§ **TASK OBJECTIVE**
Would you transcribe the whole listing exactly, minus its pictures?

§ **DATA SHOWN**
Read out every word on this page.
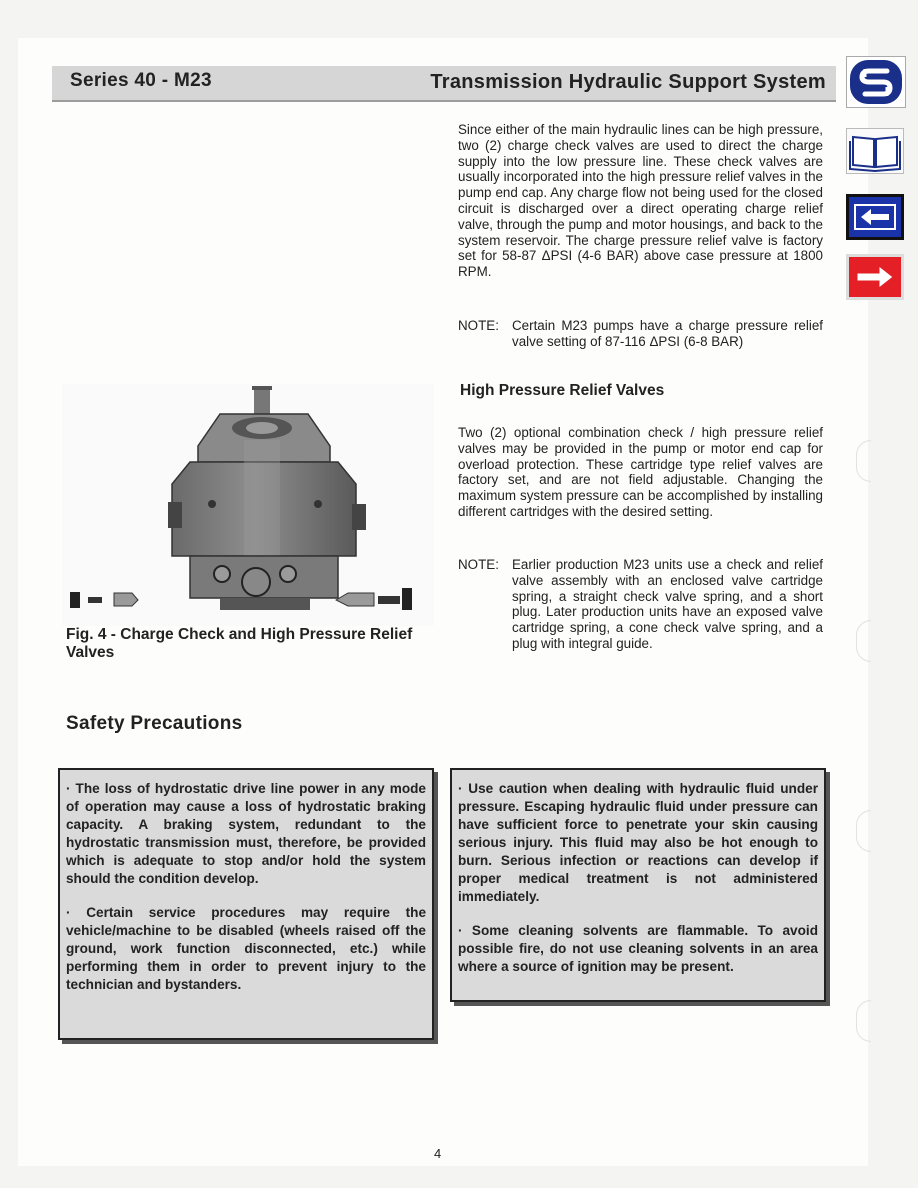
Series 40 - M23	Transmission Hydraulic Support System
Since either of the main hydraulic lines can be high pressure, two (2) charge check valves are used to direct the charge supply into the low pressure line. These check valves are usually incorporated into the high pressure relief valves in the pump end cap. Any charge flow not being used for the closed circuit is discharged over a direct operating charge relief valve, through the pump and motor housings, and back to the system reservoir. The charge pressure relief valve is factory set for 58-87 ΔPSI (4-6 BAR) above case pressure at 1800 RPM.
NOTE: Certain M23 pumps have a charge pressure relief valve setting of 87-116 ΔPSI (6-8 BAR)
High Pressure Relief Valves
Two (2) optional combination check / high pressure relief valves may be provided in the pump or motor end cap for overload protection. These cartridge type relief valves are factory set, and are not field adjustable. Changing the maximum system pressure can be accomplished by installing different cartridges with the desired setting.
NOTE: Earlier production M23 units use a check and relief valve assembly with an enclosed valve cartridge spring, a straight check valve spring, and a short plug. Later production units have an exposed valve cartridge spring, a cone check valve spring, and a plug with integral guide.
Fig. 4 - Charge Check and High Pressure Relief Valves
Safety Precautions

· The loss of hydrostatic drive line power in any mode of operation may cause a loss of hydrostatic braking capacity. A braking system, redundant to the hydrostatic transmission must, therefore, be provided which is adequate to stop and/or hold the system should the condition develop.

· Certain service procedures may require the vehicle/machine to be disabled (wheels raised off the ground, work function disconnected, etc.) while performing them in order to prevent injury to the technician and bystanders.

· Use caution when dealing with hydraulic fluid under pressure. Escaping hydraulic fluid under pressure can have sufficient force to penetrate your skin causing serious injury. This fluid may also be hot enough to burn. Serious infection or reactions can develop if proper medical treatment is not administered immediately.

· Some cleaning solvents are flammable. To avoid possible fire, do not use cleaning solvents in an area where a source of ignition may be present.

4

§ **SOLUTION FOR THIS TASK**
Read out every word on this page.
Series 40 - M23	Transmission Hydraulic Support System
Since either of the main hydraulic lines can be high pressure, two (2) charge check valves are used to direct the charge supply into the low pressure line. These check valves are usually incorporated into the high pressure relief valves in the pump end cap. Any charge flow not being used for the closed circuit is discharged over a direct operating charge relief valve, through the pump and motor housings, and back to the system reservoir. The charge pressure relief valve is factory set for 58-87 ΔPSI (4-6 BAR) above case pressure at 1800 RPM.
NOTE: Certain M23 pumps have a charge pressure relief valve setting of 87-116 ΔPSI (6-8 BAR)
High Pressure Relief Valves
Two (2) optional combination check / high pressure relief valves may be provided in the pump or motor end cap for overload protection. These cartridge type relief valves are factory set, and are not field adjustable. Changing the maximum system pressure can be accomplished by installing different cartridges with the desired setting.
NOTE: Earlier production M23 units use a check and relief valve assembly with an enclosed valve cartridge spring, a straight check valve spring, and a short plug. Later production units have an exposed valve cartridge spring, a cone check valve spring, and a plug with integral guide.
Fig. 4 - Charge Check and High Pressure Relief Valves
Safety Precautions

· The loss of hydrostatic drive line power in any mode of operation may cause a loss of hydrostatic braking capacity. A braking system, redundant to the hydrostatic transmission must, therefore, be provided which is adequate to stop and/or hold the system should the condition develop.

· Certain service procedures may require the vehicle/machine to be disabled (wheels raised off the ground, work function disconnected, etc.) while performing them in order to prevent injury to the technician and bystanders.

· Use caution when dealing with hydraulic fluid under pressure. Escaping hydraulic fluid under pressure can have sufficient force to penetrate your skin causing serious injury. This fluid may also be hot enough to burn. Serious infection or reactions can develop if proper medical treatment is not administered immediately.

· Some cleaning solvents are flammable. To avoid possible fire, do not use cleaning solvents in an area where a source of ignition may be present.

4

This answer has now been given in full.